Exercise brief:
Leaving out the pictures, transcribe all of the records faithfully.

+++ Extracted information

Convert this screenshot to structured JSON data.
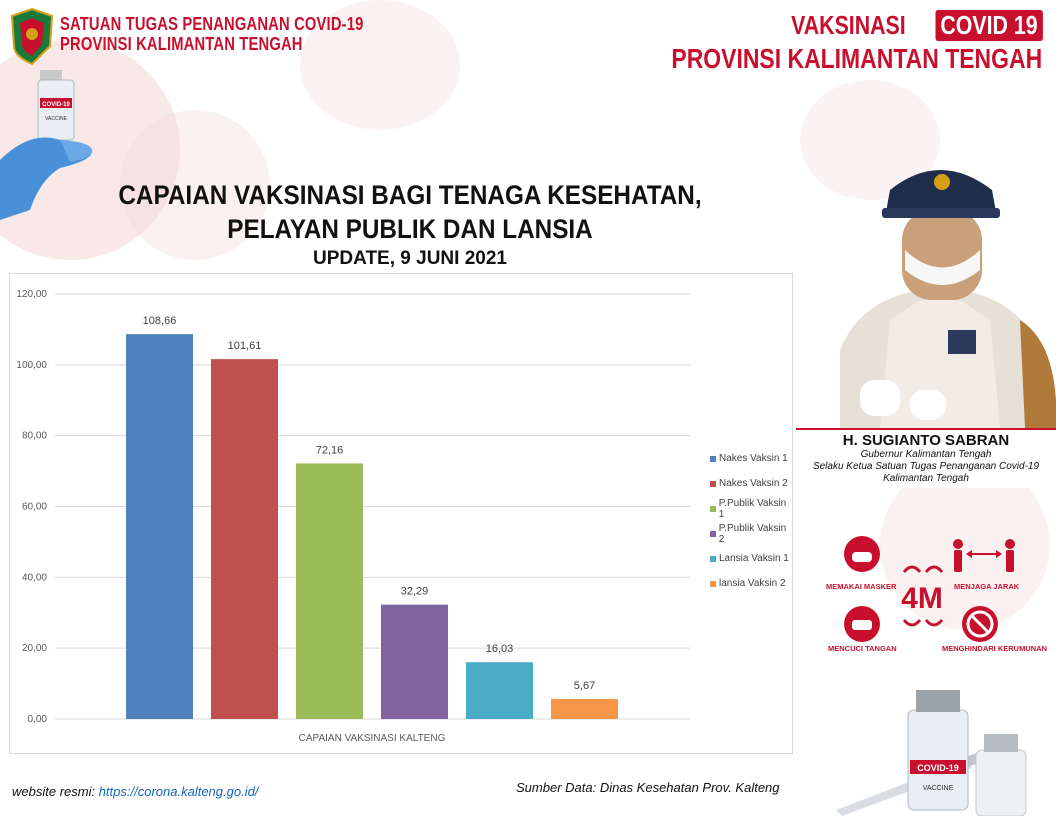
{
  "header": {
    "org_line1": "SATUAN TUGAS PENANGANAN COVID-19",
    "org_line2": "PROVINSI KALIMANTAN TENGAH",
    "right_line1_a": "VAKSINASI",
    "right_line1_b": "COVID 19",
    "right_line2": "PROVINSI KALIMANTAN TENGAH"
  },
  "title": {
    "line1": "CAPAIAN VAKSINASI BAGI TENAGA KESEHATAN,",
    "line2": "PELAYAN PUBLIK DAN LANSIA",
    "update": "UPDATE, 9 JUNI 2021"
  },
  "chart_data": {
    "type": "bar",
    "categories": [
      "CAPAIAN VAKSINASI KALTENG"
    ],
    "series": [
      {
        "name": "Nakes Vaksin 1",
        "values": [
          108.66
        ],
        "label": "108,66",
        "color": "#4f81bd"
      },
      {
        "name": "Nakes Vaksin 2",
        "values": [
          101.61
        ],
        "label": "101,61",
        "color": "#c0504d"
      },
      {
        "name": "P.Publik Vaksin 1",
        "values": [
          72.16
        ],
        "label": "72,16",
        "color": "#9bbb59"
      },
      {
        "name": "P.Publik Vaksin 2",
        "values": [
          32.29
        ],
        "label": "32,29",
        "color": "#8064a2"
      },
      {
        "name": "Lansia Vaksin 1",
        "values": [
          16.03
        ],
        "label": "16,03",
        "color": "#4bacc6"
      },
      {
        "name": "lansia Vaksin 2",
        "values": [
          5.67
        ],
        "label": "5,67",
        "color": "#f79646"
      }
    ],
    "yticks": [
      "0,00",
      "20,00",
      "40,00",
      "60,00",
      "80,00",
      "100,00",
      "120,00"
    ],
    "ylim": [
      0,
      120
    ],
    "grid": true,
    "legend_position": "right"
  },
  "person": {
    "name": "H. SUGIANTO SABRAN",
    "role1": "Gubernur Kalimantan Tengah",
    "role2": "Selaku Ketua Satuan Tugas Penanganan Covid-19",
    "role3": "Kalimantan Tengah"
  },
  "protocol": {
    "center": "4M",
    "mask": "MEMAKAI MASKER",
    "distance": "MENJAGA JARAK",
    "wash": "MENCUCI TANGAN",
    "crowd": "MENGHINDARI KERUMUNAN",
    "color": "#c8102e"
  },
  "footer": {
    "website_label": "website resmi:",
    "website_url": "https://corona.kalteng.go.id/",
    "source": "Sumber Data: Dinas Kesehatan Prov. Kalteng"
  },
  "vaccine_label": {
    "line1": "COVID-19",
    "line2": "VACCINE"
  }
}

++++++

Result of this exercise:
Convert this screenshot to structured JSON data.
{
  "header": {
    "org_line1": "SATUAN TUGAS PENANGANAN COVID-19",
    "org_line2": "PROVINSI KALIMANTAN TENGAH",
    "right_line1_a": "VAKSINASI",
    "right_line1_b": "COVID 19",
    "right_line2": "PROVINSI KALIMANTAN TENGAH"
  },
  "title": {
    "line1": "CAPAIAN VAKSINASI BAGI TENAGA KESEHATAN,",
    "line2": "PELAYAN PUBLIK DAN LANSIA",
    "update": "UPDATE, 9 JUNI 2021"
  },
  "chart_data": {
    "type": "bar",
    "categories": [
      "CAPAIAN VAKSINASI KALTENG"
    ],
    "series": [
      {
        "name": "Nakes Vaksin 1",
        "values": [
          108.66
        ],
        "label": "108,66",
        "color": "#4f81bd"
      },
      {
        "name": "Nakes Vaksin 2",
        "values": [
          101.61
        ],
        "label": "101,61",
        "color": "#c0504d"
      },
      {
        "name": "P.Publik Vaksin 1",
        "values": [
          72.16
        ],
        "label": "72,16",
        "color": "#9bbb59"
      },
      {
        "name": "P.Publik Vaksin 2",
        "values": [
          32.29
        ],
        "label": "32,29",
        "color": "#8064a2"
      },
      {
        "name": "Lansia Vaksin 1",
        "values": [
          16.03
        ],
        "label": "16,03",
        "color": "#4bacc6"
      },
      {
        "name": "lansia Vaksin 2",
        "values": [
          5.67
        ],
        "label": "5,67",
        "color": "#f79646"
      }
    ],
    "yticks": [
      "0,00",
      "20,00",
      "40,00",
      "60,00",
      "80,00",
      "100,00",
      "120,00"
    ],
    "ylim": [
      0,
      120
    ],
    "grid": true,
    "legend_position": "right"
  },
  "person": {
    "name": "H. SUGIANTO SABRAN",
    "role1": "Gubernur Kalimantan Tengah",
    "role2": "Selaku Ketua Satuan Tugas Penanganan Covid-19",
    "role3": "Kalimantan Tengah"
  },
  "protocol": {
    "center": "4M",
    "mask": "MEMAKAI MASKER",
    "distance": "MENJAGA JARAK",
    "wash": "MENCUCI TANGAN",
    "crowd": "MENGHINDARI KERUMUNAN",
    "color": "#c8102e"
  },
  "footer": {
    "website_label": "website resmi:",
    "website_url": "https://corona.kalteng.go.id/",
    "source": "Sumber Data: Dinas Kesehatan Prov. Kalteng"
  },
  "vaccine_label": {
    "line1": "COVID-19",
    "line2": "VACCINE"
  }
}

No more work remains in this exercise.